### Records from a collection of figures
☆ ☆ ☆ ☆

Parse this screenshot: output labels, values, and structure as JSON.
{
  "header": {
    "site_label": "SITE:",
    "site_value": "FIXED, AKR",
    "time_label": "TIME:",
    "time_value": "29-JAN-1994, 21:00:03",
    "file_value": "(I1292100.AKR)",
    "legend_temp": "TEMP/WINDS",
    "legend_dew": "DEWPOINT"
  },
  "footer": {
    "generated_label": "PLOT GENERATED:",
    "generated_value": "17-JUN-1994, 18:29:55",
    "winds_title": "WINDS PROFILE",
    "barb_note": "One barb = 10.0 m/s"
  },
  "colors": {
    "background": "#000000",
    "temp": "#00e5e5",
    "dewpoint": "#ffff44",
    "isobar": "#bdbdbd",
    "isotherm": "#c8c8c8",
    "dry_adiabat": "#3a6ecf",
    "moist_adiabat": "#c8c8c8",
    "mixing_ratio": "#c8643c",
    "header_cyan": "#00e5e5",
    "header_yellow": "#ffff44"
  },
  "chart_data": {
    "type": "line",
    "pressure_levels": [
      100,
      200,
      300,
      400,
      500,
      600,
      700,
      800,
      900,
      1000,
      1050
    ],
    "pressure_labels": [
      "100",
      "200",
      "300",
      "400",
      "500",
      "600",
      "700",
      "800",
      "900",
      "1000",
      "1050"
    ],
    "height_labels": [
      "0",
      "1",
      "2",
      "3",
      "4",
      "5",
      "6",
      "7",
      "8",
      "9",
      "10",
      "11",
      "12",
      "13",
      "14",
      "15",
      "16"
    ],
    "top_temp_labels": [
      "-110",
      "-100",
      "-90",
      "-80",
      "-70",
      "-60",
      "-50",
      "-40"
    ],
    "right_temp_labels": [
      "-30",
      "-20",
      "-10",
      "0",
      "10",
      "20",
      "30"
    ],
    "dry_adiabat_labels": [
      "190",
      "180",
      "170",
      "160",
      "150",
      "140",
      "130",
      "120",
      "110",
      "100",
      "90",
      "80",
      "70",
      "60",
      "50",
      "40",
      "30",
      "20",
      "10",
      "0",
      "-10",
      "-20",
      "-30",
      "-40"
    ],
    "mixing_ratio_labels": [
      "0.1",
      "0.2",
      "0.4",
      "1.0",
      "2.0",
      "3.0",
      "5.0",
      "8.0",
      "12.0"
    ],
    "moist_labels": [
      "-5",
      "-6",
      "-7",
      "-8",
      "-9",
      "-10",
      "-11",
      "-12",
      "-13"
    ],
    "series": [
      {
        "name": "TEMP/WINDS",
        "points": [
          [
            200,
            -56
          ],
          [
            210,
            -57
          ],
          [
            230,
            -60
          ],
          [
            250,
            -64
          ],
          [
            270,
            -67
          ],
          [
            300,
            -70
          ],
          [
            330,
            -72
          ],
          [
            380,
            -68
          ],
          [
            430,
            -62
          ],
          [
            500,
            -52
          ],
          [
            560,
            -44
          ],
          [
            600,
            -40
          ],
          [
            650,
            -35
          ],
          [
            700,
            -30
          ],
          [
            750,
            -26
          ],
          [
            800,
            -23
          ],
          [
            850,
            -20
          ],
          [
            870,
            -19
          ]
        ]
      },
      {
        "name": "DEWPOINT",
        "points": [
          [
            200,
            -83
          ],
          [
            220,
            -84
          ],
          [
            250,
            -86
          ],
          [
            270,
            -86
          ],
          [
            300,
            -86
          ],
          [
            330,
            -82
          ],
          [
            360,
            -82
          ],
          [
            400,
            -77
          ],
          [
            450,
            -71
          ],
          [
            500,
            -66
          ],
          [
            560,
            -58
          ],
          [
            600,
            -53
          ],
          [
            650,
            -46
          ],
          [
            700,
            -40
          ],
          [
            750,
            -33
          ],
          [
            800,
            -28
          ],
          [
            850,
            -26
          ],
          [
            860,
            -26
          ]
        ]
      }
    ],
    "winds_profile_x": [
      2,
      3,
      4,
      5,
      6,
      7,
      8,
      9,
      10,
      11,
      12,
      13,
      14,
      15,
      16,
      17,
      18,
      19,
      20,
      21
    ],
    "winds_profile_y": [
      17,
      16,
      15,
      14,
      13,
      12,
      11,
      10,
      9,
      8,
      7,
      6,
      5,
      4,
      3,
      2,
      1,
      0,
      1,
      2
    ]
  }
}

☆ ☆ ☆ ☆

### TASK INSTRUCTIONS
Set down the listing in full, keeping every word exactly as it is.

### RESPONSE FOR THIS EXERCISE
Parse this screenshot: output labels, values, and structure as JSON.
{
  "header": {
    "site_label": "SITE:",
    "site_value": "FIXED, AKR",
    "time_label": "TIME:",
    "time_value": "29-JAN-1994, 21:00:03",
    "file_value": "(I1292100.AKR)",
    "legend_temp": "TEMP/WINDS",
    "legend_dew": "DEWPOINT"
  },
  "footer": {
    "generated_label": "PLOT GENERATED:",
    "generated_value": "17-JUN-1994, 18:29:55",
    "winds_title": "WINDS PROFILE",
    "barb_note": "One barb = 10.0 m/s"
  },
  "colors": {
    "background": "#000000",
    "temp": "#00e5e5",
    "dewpoint": "#ffff44",
    "isobar": "#bdbdbd",
    "isotherm": "#c8c8c8",
    "dry_adiabat": "#3a6ecf",
    "moist_adiabat": "#c8c8c8",
    "mixing_ratio": "#c8643c",
    "header_cyan": "#00e5e5",
    "header_yellow": "#ffff44"
  },
  "chart_data": {
    "type": "line",
    "pressure_levels": [
      100,
      200,
      300,
      400,
      500,
      600,
      700,
      800,
      900,
      1000,
      1050
    ],
    "pressure_labels": [
      "100",
      "200",
      "300",
      "400",
      "500",
      "600",
      "700",
      "800",
      "900",
      "1000",
      "1050"
    ],
    "height_labels": [
      "0",
      "1",
      "2",
      "3",
      "4",
      "5",
      "6",
      "7",
      "8",
      "9",
      "10",
      "11",
      "12",
      "13",
      "14",
      "15",
      "16"
    ],
    "top_temp_labels": [
      "-110",
      "-100",
      "-90",
      "-80",
      "-70",
      "-60",
      "-50",
      "-40"
    ],
    "right_temp_labels": [
      "-30",
      "-20",
      "-10",
      "0",
      "10",
      "20",
      "30"
    ],
    "dry_adiabat_labels": [
      "190",
      "180",
      "170",
      "160",
      "150",
      "140",
      "130",
      "120",
      "110",
      "100",
      "90",
      "80",
      "70",
      "60",
      "50",
      "40",
      "30",
      "20",
      "10",
      "0",
      "-10",
      "-20",
      "-30",
      "-40"
    ],
    "mixing_ratio_labels": [
      "0.1",
      "0.2",
      "0.4",
      "1.0",
      "2.0",
      "3.0",
      "5.0",
      "8.0",
      "12.0"
    ],
    "moist_labels": [
      "-5",
      "-6",
      "-7",
      "-8",
      "-9",
      "-10",
      "-11",
      "-12",
      "-13"
    ],
    "series": [
      {
        "name": "TEMP/WINDS",
        "points": [
          [
            200,
            -56
          ],
          [
            210,
            -57
          ],
          [
            230,
            -60
          ],
          [
            250,
            -64
          ],
          [
            270,
            -67
          ],
          [
            300,
            -70
          ],
          [
            330,
            -72
          ],
          [
            380,
            -68
          ],
          [
            430,
            -62
          ],
          [
            500,
            -52
          ],
          [
            560,
            -44
          ],
          [
            600,
            -40
          ],
          [
            650,
            -35
          ],
          [
            700,
            -30
          ],
          [
            750,
            -26
          ],
          [
            800,
            -23
          ],
          [
            850,
            -20
          ],
          [
            870,
            -19
          ]
        ]
      },
      {
        "name": "DEWPOINT",
        "points": [
          [
            200,
            -83
          ],
          [
            220,
            -84
          ],
          [
            250,
            -86
          ],
          [
            270,
            -86
          ],
          [
            300,
            -86
          ],
          [
            330,
            -82
          ],
          [
            360,
            -82
          ],
          [
            400,
            -77
          ],
          [
            450,
            -71
          ],
          [
            500,
            -66
          ],
          [
            560,
            -58
          ],
          [
            600,
            -53
          ],
          [
            650,
            -46
          ],
          [
            700,
            -40
          ],
          [
            750,
            -33
          ],
          [
            800,
            -28
          ],
          [
            850,
            -26
          ],
          [
            860,
            -26
          ]
        ]
      }
    ],
    "winds_profile_x": [
      2,
      3,
      4,
      5,
      6,
      7,
      8,
      9,
      10,
      11,
      12,
      13,
      14,
      15,
      16,
      17,
      18,
      19,
      20,
      21
    ],
    "winds_profile_y": [
      17,
      16,
      15,
      14,
      13,
      12,
      11,
      10,
      9,
      8,
      7,
      6,
      5,
      4,
      3,
      2,
      1,
      0,
      1,
      2
    ]
  }
}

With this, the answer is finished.